## WHAT TO DO
Show all lines from the data that include the word "dropdown".

## EXERCISE INPUTS
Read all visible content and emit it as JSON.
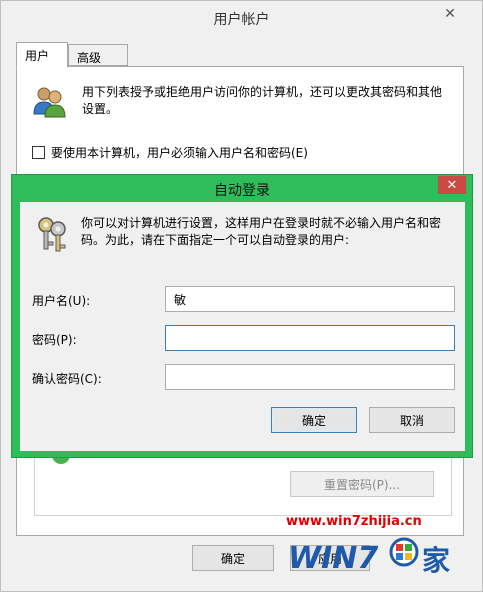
{
  "outer_window": {
    "title": "用户帐户",
    "close_glyph": "✕",
    "tabs": [
      {
        "label": "用户",
        "active": true
      },
      {
        "label": "高级",
        "active": false
      }
    ],
    "description": "用下列表授予或拒绝用户访问你的计算机，还可以更改其密码和其他设置。",
    "must_login_label": "要使用本计算机，用户必须输入用户名和密码(E)",
    "must_login_checked": false,
    "reset_password_label": "重置密码(P)...",
    "ok_label": "确定",
    "apply_label": "应用"
  },
  "dialog": {
    "title": "自动登录",
    "close_glyph": "✕",
    "description": "你可以对计算机进行设置，这样用户在登录时就不必输入用户名和密码。为此，请在下面指定一个可以自动登录的用户:",
    "username_label": "用户名(U):",
    "username_value": "敏",
    "password_label": "密码(P):",
    "password_value": "",
    "confirm_label": "确认密码(C):",
    "confirm_value": "",
    "ok_label": "确定",
    "cancel_label": "取消"
  },
  "watermark": {
    "url": "www.win7zhijia.cn",
    "logo_text": "WIN7",
    "logo_suffix": "家"
  },
  "colors": {
    "dialog_frame": "#2fbd5c",
    "close_red": "#c94a42",
    "focus_blue": "#3c7fb1",
    "watermark_red": "#e00000"
  }
}
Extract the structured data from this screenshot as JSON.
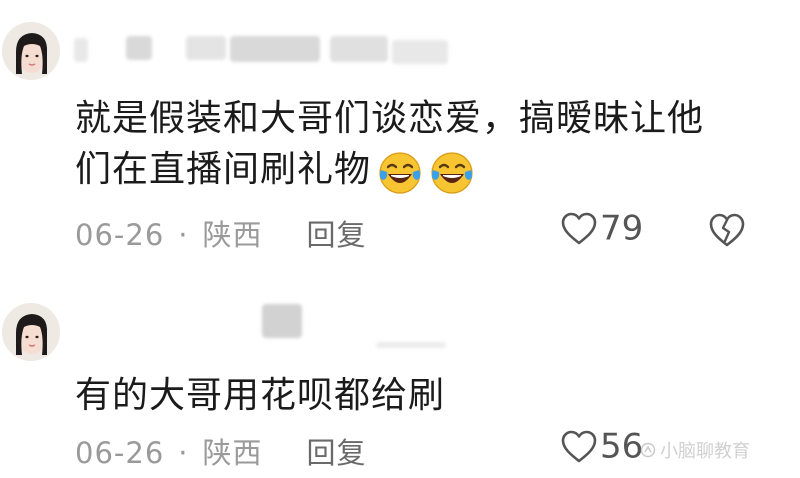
{
  "comments": [
    {
      "text_line_1": "就是假装和大哥们谈恋爱，搞暧昧让他",
      "text_line_2": "们在直播间刷礼物",
      "emojis": [
        "laughing-crying-emoji",
        "laughing-crying-emoji"
      ],
      "date": "06-26",
      "separator": "·",
      "location": "陕西",
      "reply_label": "回复",
      "likes": "79",
      "icons": {
        "like": "heart-icon",
        "dislike": "broken-heart-icon"
      }
    },
    {
      "text_line_1": "有的大哥用花呗都给刷",
      "date": "06-26",
      "separator": "·",
      "location": "陕西",
      "reply_label": "回复",
      "likes": "56",
      "icons": {
        "like": "heart-icon"
      }
    }
  ],
  "watermark": {
    "text": "小脑聊教育",
    "icon": "watermark-logo-icon"
  },
  "colors": {
    "background": "#ffffff",
    "text": "#1b1b1b",
    "meta": "#9a9a9a",
    "icon": "#555555",
    "emoji_face": "#f7c531",
    "emoji_tears": "#3aa0e8"
  }
}
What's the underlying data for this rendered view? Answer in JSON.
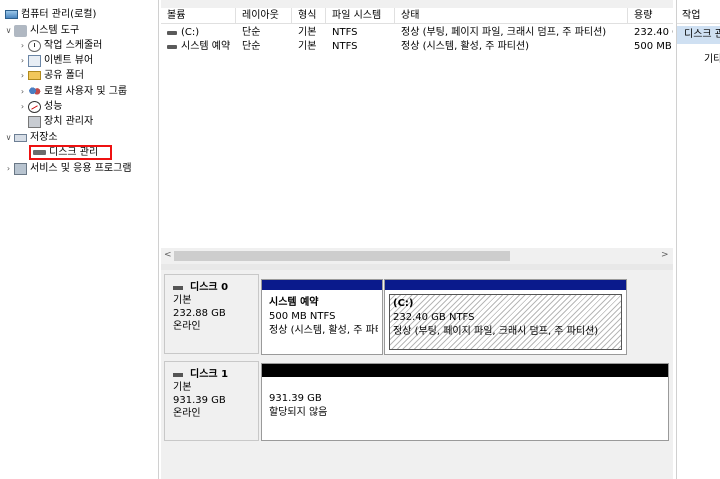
{
  "tree": {
    "root": "컴퓨터 관리(로컬)",
    "system_tools": "시스템 도구",
    "task_scheduler": "작업 스케줄러",
    "event_viewer": "이벤트 뷰어",
    "shared_folders": "공유 폴더",
    "local_users": "로컬 사용자 및 그룹",
    "performance": "성능",
    "device_manager": "장치 관리자",
    "storage": "저장소",
    "disk_management": "디스크 관리",
    "services_apps": "서비스 및 응용 프로그램",
    "expander_open": "∨",
    "expander_closed": "›"
  },
  "volumes": {
    "columns": [
      "볼륨",
      "레이아웃",
      "형식",
      "파일 시스템",
      "상태",
      "용량"
    ],
    "rows": [
      {
        "volume": "(C:)",
        "layout": "단순",
        "type": "기본",
        "fs": "NTFS",
        "status": "정상 (부팅, 페이지 파일, 크래시 덤프, 주 파티션)",
        "capacity": "232.40 GB"
      },
      {
        "volume": "시스템 예약",
        "layout": "단순",
        "type": "기본",
        "fs": "NTFS",
        "status": "정상 (시스템, 활성, 주 파티션)",
        "capacity": "500 MB"
      }
    ]
  },
  "scroll": {
    "left_arrow": "<",
    "right_arrow": ">"
  },
  "disks": [
    {
      "name": "디스크 0",
      "type": "기본",
      "size": "232.88 GB",
      "state": "온라인",
      "partitions": [
        {
          "title": "시스템 예약",
          "size_fs": "500 MB NTFS",
          "status": "정상 (시스템, 활성, 주 파티션)"
        },
        {
          "title": "(C:)",
          "size_fs": "232.40 GB NTFS",
          "status": "정상 (부팅, 페이지 파일, 크래시 덤프, 주 파티션)"
        }
      ]
    },
    {
      "name": "디스크 1",
      "type": "기본",
      "size": "931.39 GB",
      "state": "온라인",
      "partitions": [
        {
          "size": "931.39 GB",
          "status": "할당되지 않음"
        }
      ]
    }
  ],
  "actions": {
    "title": "작업",
    "disk_management": "디스크 관리",
    "more": "기타 작업"
  },
  "colors": {
    "primary_partition_bar": "#0a1a8c",
    "unallocated_bar": "#000000",
    "selection_box": "#ee1111",
    "actions_highlight": "#cfe0f2"
  }
}
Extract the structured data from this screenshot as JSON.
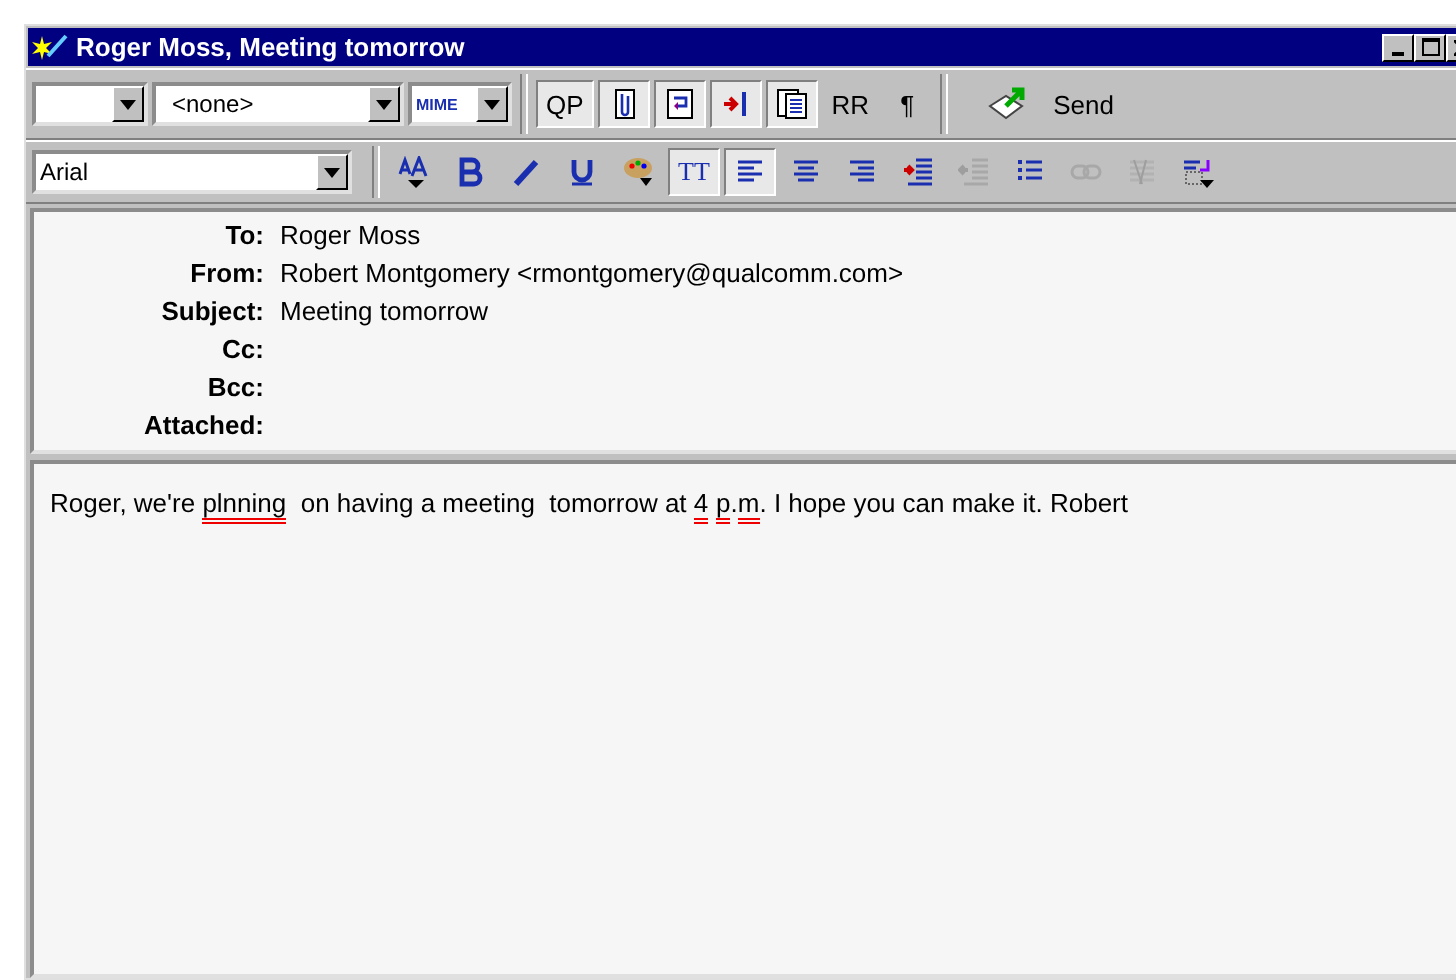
{
  "window": {
    "title": "Roger Moss, Meeting tomorrow"
  },
  "toolbar_1": [
    {
      "kind": "dropdown-empty"
    },
    {
      "kind": "dropdown",
      "value": "<none>"
    },
    {
      "kind": "dropdown-mime",
      "value": "MIME"
    },
    {
      "kind": "text-button",
      "label": "QP",
      "pressed": true
    },
    {
      "kind": "icon-button",
      "pressed": true
    },
    {
      "kind": "icon-button",
      "pressed": true
    },
    {
      "kind": "icon-button",
      "pressed": true
    },
    {
      "kind": "icon-button",
      "pressed": true
    },
    {
      "kind": "text-button",
      "label": "RR",
      "pressed": false
    },
    {
      "kind": "text-button",
      "label": "¶",
      "pressed": false
    },
    {
      "kind": "send-button",
      "label": "Send"
    }
  ],
  "toolbar_2": [
    {
      "kind": "font-dropdown",
      "value": "Arial"
    },
    {
      "kind": "icon-button",
      "pressed": false,
      "disabled": false
    },
    {
      "kind": "icon-button",
      "pressed": false,
      "disabled": false
    },
    {
      "kind": "icon-button",
      "pressed": false,
      "disabled": false
    },
    {
      "kind": "icon-button",
      "pressed": false,
      "disabled": false
    },
    {
      "kind": "icon-button",
      "pressed": false,
      "disabled": false
    },
    {
      "kind": "text-button",
      "label": "TT",
      "pressed": true
    },
    {
      "kind": "icon-button",
      "pressed": true,
      "disabled": false
    },
    {
      "kind": "icon-button",
      "pressed": false,
      "disabled": false
    },
    {
      "kind": "icon-button",
      "pressed": false,
      "disabled": false
    },
    {
      "kind": "icon-button",
      "pressed": false,
      "disabled": false
    },
    {
      "kind": "icon-button",
      "pressed": false,
      "disabled": true
    },
    {
      "kind": "icon-button",
      "pressed": false,
      "disabled": false
    },
    {
      "kind": "icon-button",
      "pressed": false,
      "disabled": true
    },
    {
      "kind": "icon-button",
      "pressed": false,
      "disabled": true
    },
    {
      "kind": "icon-button",
      "pressed": false,
      "disabled": false
    }
  ],
  "header_fields": [
    {
      "label": "To:",
      "value": "Roger Moss"
    },
    {
      "label": "From:",
      "value": "Robert Montgomery <rmontgomery@qualcomm.com>"
    },
    {
      "label": "Subject:",
      "value": "Meeting tomorrow"
    },
    {
      "label": "Cc:"
    },
    {
      "label": "Bcc:"
    },
    {
      "label": "Attached:"
    }
  ],
  "message_body": [
    {
      "text": "Roger, we're ",
      "misspelled": false
    },
    {
      "text": "plnning",
      "misspelled": true
    },
    {
      "text": "  on having a meeting  tomorrow at ",
      "misspelled": false
    },
    {
      "text": "4",
      "misspelled": true,
      "space_after": true
    },
    {
      "text": "p",
      "misspelled": true
    },
    {
      "text": ".",
      "misspelled": false
    },
    {
      "text": "m",
      "misspelled": true
    },
    {
      "text": ". I hope you can make it. Robert",
      "misspelled": false
    }
  ]
}
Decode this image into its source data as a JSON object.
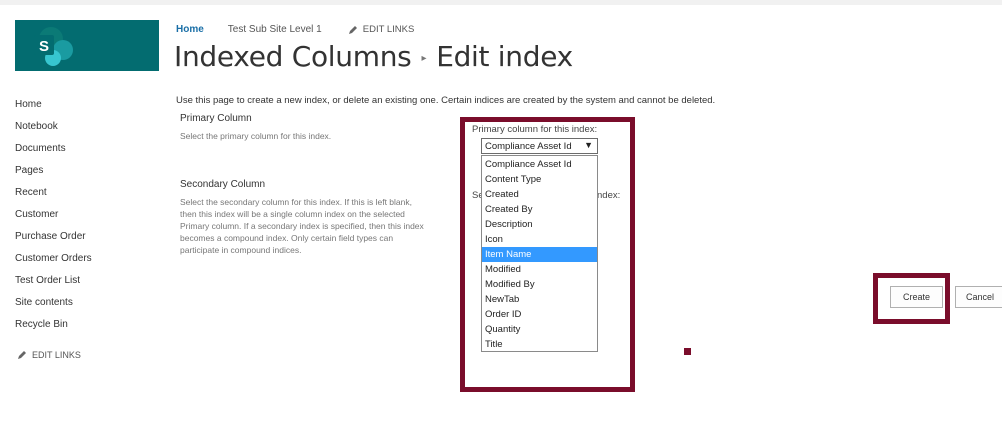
{
  "header": {
    "breadcrumb_home": "Home",
    "breadcrumb_subsite": "Test Sub Site Level 1",
    "edit_links": "EDIT LINKS"
  },
  "title": {
    "part1": "Indexed Columns",
    "separator": "▸",
    "part2": "Edit index"
  },
  "sidebar": {
    "items": [
      {
        "label": "Home"
      },
      {
        "label": "Notebook"
      },
      {
        "label": "Documents"
      },
      {
        "label": "Pages"
      },
      {
        "label": "Recent"
      },
      {
        "label": "Customer"
      },
      {
        "label": "Purchase Order"
      },
      {
        "label": "Customer Orders"
      },
      {
        "label": "Test Order List"
      },
      {
        "label": "Site contents"
      },
      {
        "label": "Recycle Bin"
      }
    ],
    "edit_links": "EDIT LINKS"
  },
  "main": {
    "intro": "Use this page to create a new index, or delete an existing one. Certain indices are created by the system and cannot be deleted.",
    "primary": {
      "title": "Primary Column",
      "desc": "Select the primary column for this index.",
      "field_label": "Primary column for this index:"
    },
    "secondary": {
      "title": "Secondary Column",
      "desc_lines": [
        "Select the secondary column for this index. If this is left blank,",
        "then this index will be a single column index on the selected",
        "Primary column. If a secondary index is specified, then this index",
        "becomes a compound index. Only certain field types can",
        "participate in compound indices."
      ],
      "label_left_fragment": "Se",
      "label_right_fragment": "ndex:"
    },
    "select": {
      "value": "Compliance Asset Id",
      "arrow": "▼",
      "options": [
        "Compliance Asset Id",
        "Content Type",
        "Created",
        "Created By",
        "Description",
        "Icon",
        "Item Name",
        "Modified",
        "Modified By",
        "NewTab",
        "Order ID",
        "Quantity",
        "Title"
      ],
      "highlighted": "Item Name"
    },
    "buttons": {
      "create": "Create",
      "cancel": "Cancel"
    }
  },
  "colors": {
    "logo_bg": "#036c70",
    "link_blue": "#1a6fa7",
    "highlight_border": "#7a0d2b",
    "selected_option": "#3399ff"
  }
}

## THE REPLY
      "kind": "dropdown-empty"
      "kind": "dropdown",
      "kind": "dropdown-mime",
      "kind": "font-dropdown",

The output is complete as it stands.